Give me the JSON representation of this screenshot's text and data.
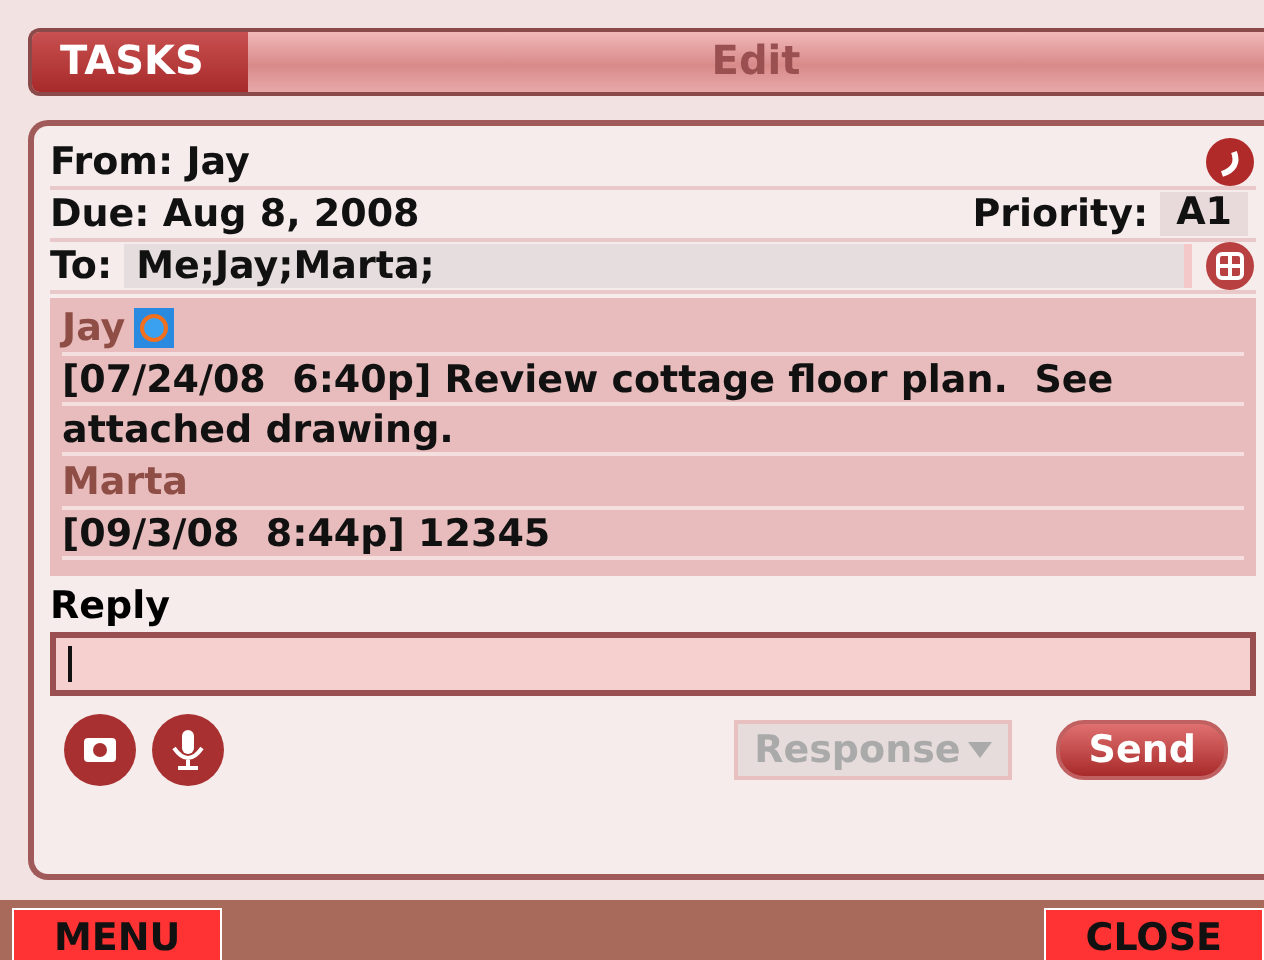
{
  "header": {
    "app": "TASKS",
    "title": "Edit"
  },
  "task": {
    "from": "From: Jay",
    "due": "Due: Aug 8, 2008",
    "priority_label": "Priority:",
    "priority": "A1",
    "to_label": "To:",
    "to": "Me;Jay;Marta;"
  },
  "messages": [
    {
      "author": "Jay",
      "has_attachment": true,
      "body": "[07/24/08  6:40p] Review cottage floor plan.  See attached drawing."
    },
    {
      "author": "Marta",
      "has_attachment": false,
      "body": "[09/3/08  8:44p] 12345"
    }
  ],
  "reply": {
    "label": "Reply"
  },
  "response": {
    "label": "Response",
    "disabled": true
  },
  "send": "Send",
  "softkeys": {
    "left": "MENU",
    "right": "CLOSE"
  }
}
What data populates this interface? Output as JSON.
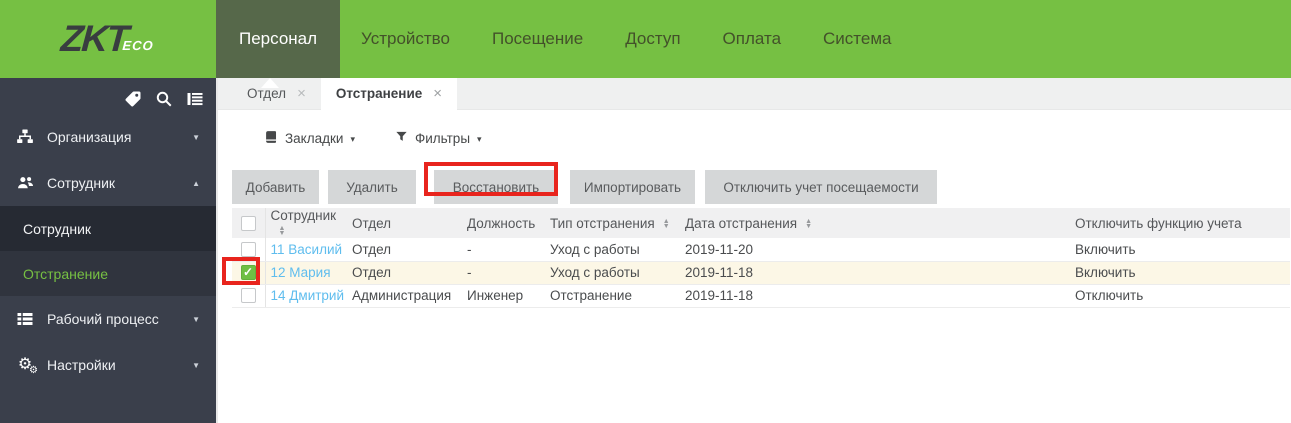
{
  "brand": {
    "logo_zkt": "ZKT",
    "logo_eco": "ECO"
  },
  "colors": {
    "accent_green": "#76c043",
    "active_nav_green": "#56684a",
    "sidebar_bg": "#3a3f4b",
    "annotation_red": "#e8241d",
    "link_blue": "#5fbdee",
    "selected_row_bg": "#fcf7e6",
    "checked_checkbox_green": "#6fbf44"
  },
  "icons": {
    "caret_down": "▾",
    "chevron_down": "▼",
    "chevron_up": "▲",
    "sort_asc": "▲",
    "sort_desc": "▼",
    "close": "×",
    "check": "✓",
    "gear": "⚙"
  },
  "top_nav": {
    "items": [
      {
        "label": "Персонал",
        "active": true
      },
      {
        "label": "Устройство",
        "active": false
      },
      {
        "label": "Посещение",
        "active": false
      },
      {
        "label": "Доступ",
        "active": false
      },
      {
        "label": "Оплата",
        "active": false
      },
      {
        "label": "Система",
        "active": false
      }
    ]
  },
  "sidebar": {
    "quick_icons": [
      "tag-icon",
      "search-icon",
      "panel-list-icon"
    ],
    "groups": [
      {
        "label": "Организация",
        "expanded": false
      },
      {
        "label": "Сотрудник",
        "expanded": true,
        "children": [
          {
            "label": "Сотрудник",
            "active": false
          },
          {
            "label": "Отстранение",
            "active": true
          }
        ]
      },
      {
        "label": "Рабочий процесс",
        "expanded": false
      },
      {
        "label": "Настройки",
        "expanded": false
      }
    ]
  },
  "content": {
    "tabs": [
      {
        "label": "Отдел",
        "active": false
      },
      {
        "label": "Отстранение",
        "active": true
      }
    ],
    "toolbar": {
      "bookmarks": "Закладки",
      "filters": "Фильтры"
    },
    "action_buttons": [
      {
        "label": "Добавить"
      },
      {
        "label": "Удалить"
      },
      {
        "label": "Восстановить",
        "highlighted": true
      },
      {
        "label": "Импортировать"
      },
      {
        "label": "Отключить учет посещаемости"
      }
    ],
    "table": {
      "columns": [
        {
          "label": "",
          "sortable": false
        },
        {
          "label": "Сотрудник",
          "sortable": true
        },
        {
          "label": "Отдел",
          "sortable": false
        },
        {
          "label": "Должность",
          "sortable": false
        },
        {
          "label": "Тип отстранения",
          "sortable": true
        },
        {
          "label": "Дата отстранения",
          "sortable": true
        },
        {
          "label": "Отключить функцию учета",
          "sortable": false
        }
      ],
      "rows": [
        {
          "checked": false,
          "selected": false,
          "employee": "11 Василий",
          "department": "Отдел",
          "position": "-",
          "type": "Уход с работы",
          "date": "2019-11-20",
          "attendance": "Включить"
        },
        {
          "checked": true,
          "selected": true,
          "employee": "12 Мария",
          "department": "Отдел",
          "position": "-",
          "type": "Уход с работы",
          "date": "2019-11-18",
          "attendance": "Включить"
        },
        {
          "checked": false,
          "selected": false,
          "employee": "14 Дмитрий",
          "department": "Администрация",
          "position": "Инженер",
          "type": "Отстранение",
          "date": "2019-11-18",
          "attendance": "Отключить"
        }
      ]
    }
  },
  "annotations": {
    "highlight_color": "#e8241d",
    "boxes": [
      {
        "target": "restore-button"
      },
      {
        "target": "row-2-checkbox"
      }
    ]
  }
}
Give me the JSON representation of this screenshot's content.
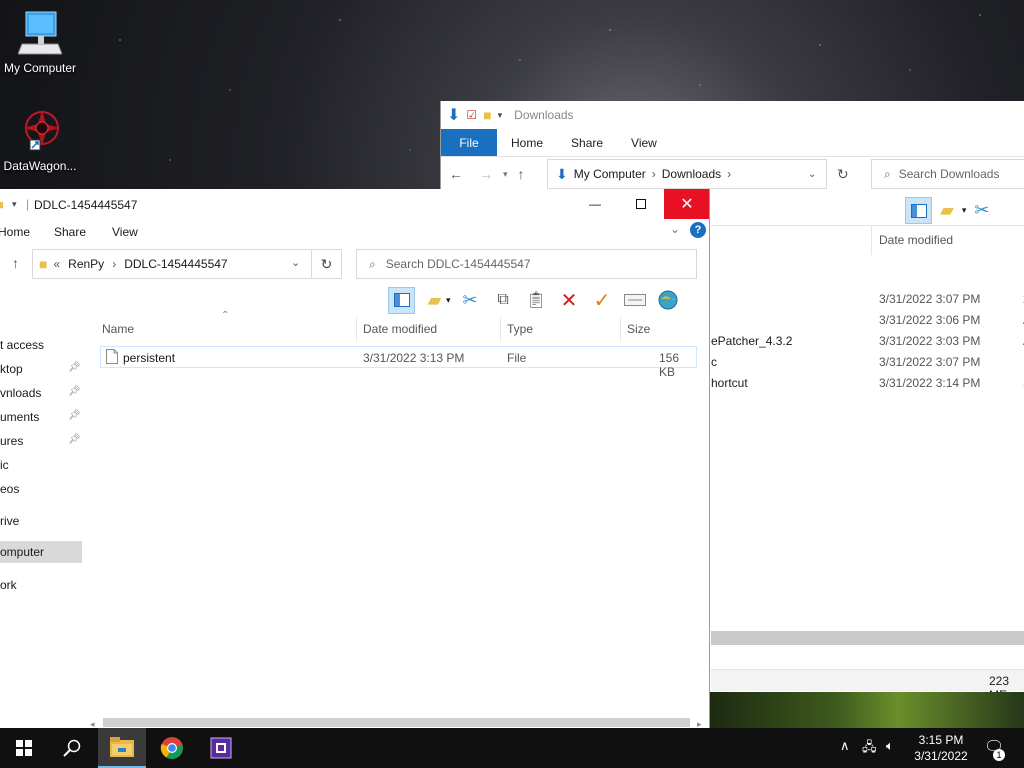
{
  "desktop": {
    "icons": [
      {
        "label": "My Computer",
        "icon": "computer-icon"
      },
      {
        "label": "DataWagon...",
        "icon": "datawagon-shortcut-icon"
      }
    ]
  },
  "downloads_window": {
    "title": "Downloads",
    "ribbon_tabs": [
      "File",
      "Home",
      "Share",
      "View"
    ],
    "breadcrumb": [
      "My Computer",
      "Downloads"
    ],
    "search_placeholder": "Search Downloads",
    "column_date": "Date modified",
    "rows": [
      {
        "name": "",
        "date": "3/31/2022 3:07 PM",
        "type": "2"
      },
      {
        "name": "",
        "date": "3/31/2022 3:06 PM",
        "type": "A"
      },
      {
        "name": "ePatcher_4.3.2",
        "date": "3/31/2022 3:03 PM",
        "type": "A"
      },
      {
        "name": "c",
        "date": "3/31/2022 3:07 PM",
        "type": "I"
      },
      {
        "name": "hortcut",
        "date": "3/31/2022 3:14 PM",
        "type": "S"
      }
    ],
    "status": "223 ME"
  },
  "ddlc_window": {
    "title": "DDLC-1454445547",
    "ribbon_tabs": [
      "Home",
      "Share",
      "View"
    ],
    "breadcrumb_prefix": "«",
    "breadcrumb": [
      "RenPy",
      "DDLC-1454445547"
    ],
    "search_placeholder": "Search DDLC-1454445547",
    "columns": {
      "name": "Name",
      "date": "Date modified",
      "type": "Type",
      "size": "Size"
    },
    "nav_items": [
      {
        "label": "t access",
        "pinned": false,
        "selected": false
      },
      {
        "label": "ktop",
        "pinned": true,
        "selected": false
      },
      {
        "label": "vnloads",
        "pinned": true,
        "selected": false
      },
      {
        "label": "uments",
        "pinned": true,
        "selected": false
      },
      {
        "label": "ures",
        "pinned": true,
        "selected": false
      },
      {
        "label": "ic",
        "pinned": false,
        "selected": false
      },
      {
        "label": "eos",
        "pinned": false,
        "selected": false
      },
      {
        "label": "rive",
        "pinned": false,
        "selected": false
      },
      {
        "label": "omputer",
        "pinned": false,
        "selected": true
      },
      {
        "label": "ork",
        "pinned": false,
        "selected": false
      }
    ],
    "files": [
      {
        "name": "persistent",
        "date": "3/31/2022 3:13 PM",
        "type": "File",
        "size": "156 KB"
      }
    ]
  },
  "taskbar": {
    "apps": [
      "windows-start-icon",
      "search-icon",
      "file-explorer-icon",
      "chrome-icon",
      "app-icon"
    ],
    "time": "3:15 PM",
    "date": "3/31/2022",
    "notification_count": "1"
  },
  "colors": {
    "accent": "#1a6fbf",
    "close_red": "#e81123",
    "selection": "#cde8ff"
  }
}
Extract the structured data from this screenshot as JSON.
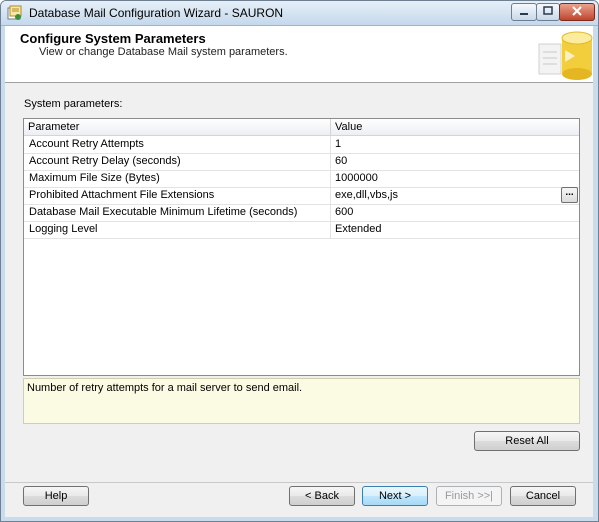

> _YOUR INSTRUCTIONS_: State how many lines hold the word "this". The number is the whole answer.

> _FULL OUTPUT_: 4